# [What is being asked]
Repeat each line exactly as it is written.

··· Record excerpts ···

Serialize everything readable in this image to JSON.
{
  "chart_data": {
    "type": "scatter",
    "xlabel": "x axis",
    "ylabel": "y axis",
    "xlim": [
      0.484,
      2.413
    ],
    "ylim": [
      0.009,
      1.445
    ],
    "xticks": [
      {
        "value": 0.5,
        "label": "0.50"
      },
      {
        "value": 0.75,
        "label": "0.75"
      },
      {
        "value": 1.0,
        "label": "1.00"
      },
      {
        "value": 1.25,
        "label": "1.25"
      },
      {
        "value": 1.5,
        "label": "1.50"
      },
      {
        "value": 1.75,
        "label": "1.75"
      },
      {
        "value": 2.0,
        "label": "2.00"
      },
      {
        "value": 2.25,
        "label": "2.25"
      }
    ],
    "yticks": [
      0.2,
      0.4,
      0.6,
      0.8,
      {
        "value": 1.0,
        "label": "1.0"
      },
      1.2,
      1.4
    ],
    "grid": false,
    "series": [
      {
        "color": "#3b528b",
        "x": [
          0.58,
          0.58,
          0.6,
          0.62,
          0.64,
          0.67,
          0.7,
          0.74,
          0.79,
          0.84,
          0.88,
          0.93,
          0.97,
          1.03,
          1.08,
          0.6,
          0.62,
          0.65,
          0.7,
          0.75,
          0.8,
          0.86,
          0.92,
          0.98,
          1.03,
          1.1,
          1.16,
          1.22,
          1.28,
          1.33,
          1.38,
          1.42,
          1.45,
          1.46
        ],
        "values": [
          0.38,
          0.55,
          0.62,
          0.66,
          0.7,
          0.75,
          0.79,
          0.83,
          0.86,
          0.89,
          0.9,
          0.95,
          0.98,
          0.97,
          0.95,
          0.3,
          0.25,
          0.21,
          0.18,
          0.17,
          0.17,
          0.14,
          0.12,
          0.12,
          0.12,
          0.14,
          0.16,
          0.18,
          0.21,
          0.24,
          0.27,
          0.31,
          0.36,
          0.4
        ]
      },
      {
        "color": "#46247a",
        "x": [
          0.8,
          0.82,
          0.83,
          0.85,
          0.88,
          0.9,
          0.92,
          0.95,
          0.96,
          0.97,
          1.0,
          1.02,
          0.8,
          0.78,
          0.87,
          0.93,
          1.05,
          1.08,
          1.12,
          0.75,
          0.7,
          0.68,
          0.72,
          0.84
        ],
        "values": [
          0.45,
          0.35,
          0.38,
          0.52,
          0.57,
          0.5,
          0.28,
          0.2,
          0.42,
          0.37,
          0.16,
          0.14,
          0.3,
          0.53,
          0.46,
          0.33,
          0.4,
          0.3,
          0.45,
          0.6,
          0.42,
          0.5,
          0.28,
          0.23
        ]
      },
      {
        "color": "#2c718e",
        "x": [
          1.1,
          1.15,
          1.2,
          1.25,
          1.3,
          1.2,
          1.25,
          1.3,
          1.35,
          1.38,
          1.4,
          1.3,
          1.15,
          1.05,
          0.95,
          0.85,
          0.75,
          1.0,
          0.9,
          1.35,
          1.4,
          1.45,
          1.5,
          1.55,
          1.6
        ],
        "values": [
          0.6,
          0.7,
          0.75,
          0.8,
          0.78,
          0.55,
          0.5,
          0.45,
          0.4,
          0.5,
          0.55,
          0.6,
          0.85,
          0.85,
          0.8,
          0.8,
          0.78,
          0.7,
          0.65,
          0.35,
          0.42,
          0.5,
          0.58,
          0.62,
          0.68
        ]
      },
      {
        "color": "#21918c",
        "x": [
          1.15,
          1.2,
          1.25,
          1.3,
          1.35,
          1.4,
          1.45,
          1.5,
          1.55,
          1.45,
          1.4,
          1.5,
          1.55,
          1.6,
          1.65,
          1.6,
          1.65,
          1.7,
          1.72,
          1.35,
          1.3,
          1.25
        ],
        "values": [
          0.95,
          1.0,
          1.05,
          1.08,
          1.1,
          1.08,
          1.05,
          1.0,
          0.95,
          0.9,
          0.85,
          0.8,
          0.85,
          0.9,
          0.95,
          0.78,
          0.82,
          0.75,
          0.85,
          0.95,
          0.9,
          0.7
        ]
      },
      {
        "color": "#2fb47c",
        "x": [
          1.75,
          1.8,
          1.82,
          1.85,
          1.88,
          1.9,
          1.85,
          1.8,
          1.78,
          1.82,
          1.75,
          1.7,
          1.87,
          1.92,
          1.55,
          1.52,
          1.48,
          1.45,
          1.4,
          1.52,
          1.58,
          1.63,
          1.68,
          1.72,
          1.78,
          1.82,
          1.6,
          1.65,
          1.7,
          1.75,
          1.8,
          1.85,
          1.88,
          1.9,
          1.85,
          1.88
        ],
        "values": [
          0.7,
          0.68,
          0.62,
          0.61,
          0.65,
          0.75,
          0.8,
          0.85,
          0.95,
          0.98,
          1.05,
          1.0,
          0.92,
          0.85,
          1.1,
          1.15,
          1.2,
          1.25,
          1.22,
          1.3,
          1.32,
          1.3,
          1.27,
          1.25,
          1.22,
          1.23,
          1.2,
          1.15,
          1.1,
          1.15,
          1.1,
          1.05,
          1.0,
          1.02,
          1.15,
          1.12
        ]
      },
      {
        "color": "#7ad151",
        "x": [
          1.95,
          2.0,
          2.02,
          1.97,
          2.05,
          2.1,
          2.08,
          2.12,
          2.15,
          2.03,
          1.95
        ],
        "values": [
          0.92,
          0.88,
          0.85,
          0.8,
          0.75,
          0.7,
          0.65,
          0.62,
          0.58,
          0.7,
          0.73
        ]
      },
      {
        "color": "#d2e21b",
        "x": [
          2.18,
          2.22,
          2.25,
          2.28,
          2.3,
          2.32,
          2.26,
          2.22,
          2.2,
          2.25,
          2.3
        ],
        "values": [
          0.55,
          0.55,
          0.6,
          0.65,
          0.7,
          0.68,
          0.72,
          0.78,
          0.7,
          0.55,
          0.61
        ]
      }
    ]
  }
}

···

# [Answer to this problem]
Serialize everything readable in this image to JSON.
{
  "chart_data": {
    "type": "scatter",
    "xlabel": "x axis",
    "ylabel": "y axis",
    "xlim": [
      0.484,
      2.413
    ],
    "ylim": [
      0.009,
      1.445
    ],
    "xticks": [
      {
        "value": 0.5,
        "label": "0.50"
      },
      {
        "value": 0.75,
        "label": "0.75"
      },
      {
        "value": 1.0,
        "label": "1.00"
      },
      {
        "value": 1.25,
        "label": "1.25"
      },
      {
        "value": 1.5,
        "label": "1.50"
      },
      {
        "value": 1.75,
        "label": "1.75"
      },
      {
        "value": 2.0,
        "label": "2.00"
      },
      {
        "value": 2.25,
        "label": "2.25"
      }
    ],
    "yticks": [
      0.2,
      0.4,
      0.6,
      0.8,
      {
        "value": 1.0,
        "label": "1.0"
      },
      1.2,
      1.4
    ],
    "grid": false,
    "series": [
      {
        "color": "#3b528b",
        "x": [
          0.58,
          0.58,
          0.6,
          0.62,
          0.64,
          0.67,
          0.7,
          0.74,
          0.79,
          0.84,
          0.88,
          0.93,
          0.97,
          1.03,
          1.08,
          0.6,
          0.62,
          0.65,
          0.7,
          0.75,
          0.8,
          0.86,
          0.92,
          0.98,
          1.03,
          1.1,
          1.16,
          1.22,
          1.28,
          1.33,
          1.38,
          1.42,
          1.45,
          1.46
        ],
        "values": [
          0.38,
          0.55,
          0.62,
          0.66,
          0.7,
          0.75,
          0.79,
          0.83,
          0.86,
          0.89,
          0.9,
          0.95,
          0.98,
          0.97,
          0.95,
          0.3,
          0.25,
          0.21,
          0.18,
          0.17,
          0.17,
          0.14,
          0.12,
          0.12,
          0.12,
          0.14,
          0.16,
          0.18,
          0.21,
          0.24,
          0.27,
          0.31,
          0.36,
          0.4
        ]
      },
      {
        "color": "#46247a",
        "x": [
          0.8,
          0.82,
          0.83,
          0.85,
          0.88,
          0.9,
          0.92,
          0.95,
          0.96,
          0.97,
          1.0,
          1.02,
          0.8,
          0.78,
          0.87,
          0.93,
          1.05,
          1.08,
          1.12,
          0.75,
          0.7,
          0.68,
          0.72,
          0.84
        ],
        "values": [
          0.45,
          0.35,
          0.38,
          0.52,
          0.57,
          0.5,
          0.28,
          0.2,
          0.42,
          0.37,
          0.16,
          0.14,
          0.3,
          0.53,
          0.46,
          0.33,
          0.4,
          0.3,
          0.45,
          0.6,
          0.42,
          0.5,
          0.28,
          0.23
        ]
      },
      {
        "color": "#2c718e",
        "x": [
          1.1,
          1.15,
          1.2,
          1.25,
          1.3,
          1.2,
          1.25,
          1.3,
          1.35,
          1.38,
          1.4,
          1.3,
          1.15,
          1.05,
          0.95,
          0.85,
          0.75,
          1.0,
          0.9,
          1.35,
          1.4,
          1.45,
          1.5,
          1.55,
          1.6
        ],
        "values": [
          0.6,
          0.7,
          0.75,
          0.8,
          0.78,
          0.55,
          0.5,
          0.45,
          0.4,
          0.5,
          0.55,
          0.6,
          0.85,
          0.85,
          0.8,
          0.8,
          0.78,
          0.7,
          0.65,
          0.35,
          0.42,
          0.5,
          0.58,
          0.62,
          0.68
        ]
      },
      {
        "color": "#21918c",
        "x": [
          1.15,
          1.2,
          1.25,
          1.3,
          1.35,
          1.4,
          1.45,
          1.5,
          1.55,
          1.45,
          1.4,
          1.5,
          1.55,
          1.6,
          1.65,
          1.6,
          1.65,
          1.7,
          1.72,
          1.35,
          1.3,
          1.25
        ],
        "values": [
          0.95,
          1.0,
          1.05,
          1.08,
          1.1,
          1.08,
          1.05,
          1.0,
          0.95,
          0.9,
          0.85,
          0.8,
          0.85,
          0.9,
          0.95,
          0.78,
          0.82,
          0.75,
          0.85,
          0.95,
          0.9,
          0.7
        ]
      },
      {
        "color": "#2fb47c",
        "x": [
          1.75,
          1.8,
          1.82,
          1.85,
          1.88,
          1.9,
          1.85,
          1.8,
          1.78,
          1.82,
          1.75,
          1.7,
          1.87,
          1.92,
          1.55,
          1.52,
          1.48,
          1.45,
          1.4,
          1.52,
          1.58,
          1.63,
          1.68,
          1.72,
          1.78,
          1.82,
          1.6,
          1.65,
          1.7,
          1.75,
          1.8,
          1.85,
          1.88,
          1.9,
          1.85,
          1.88
        ],
        "values": [
          0.7,
          0.68,
          0.62,
          0.61,
          0.65,
          0.75,
          0.8,
          0.85,
          0.95,
          0.98,
          1.05,
          1.0,
          0.92,
          0.85,
          1.1,
          1.15,
          1.2,
          1.25,
          1.22,
          1.3,
          1.32,
          1.3,
          1.27,
          1.25,
          1.22,
          1.23,
          1.2,
          1.15,
          1.1,
          1.15,
          1.1,
          1.05,
          1.0,
          1.02,
          1.15,
          1.12
        ]
      },
      {
        "color": "#7ad151",
        "x": [
          1.95,
          2.0,
          2.02,
          1.97,
          2.05,
          2.1,
          2.08,
          2.12,
          2.15,
          2.03,
          1.95
        ],
        "values": [
          0.92,
          0.88,
          0.85,
          0.8,
          0.75,
          0.7,
          0.65,
          0.62,
          0.58,
          0.7,
          0.73
        ]
      },
      {
        "color": "#d2e21b",
        "x": [
          2.18,
          2.22,
          2.25,
          2.28,
          2.3,
          2.32,
          2.26,
          2.22,
          2.2,
          2.25,
          2.3
        ],
        "values": [
          0.55,
          0.55,
          0.6,
          0.65,
          0.7,
          0.68,
          0.72,
          0.78,
          0.7,
          0.55,
          0.61
        ]
      }
    ]
  }
}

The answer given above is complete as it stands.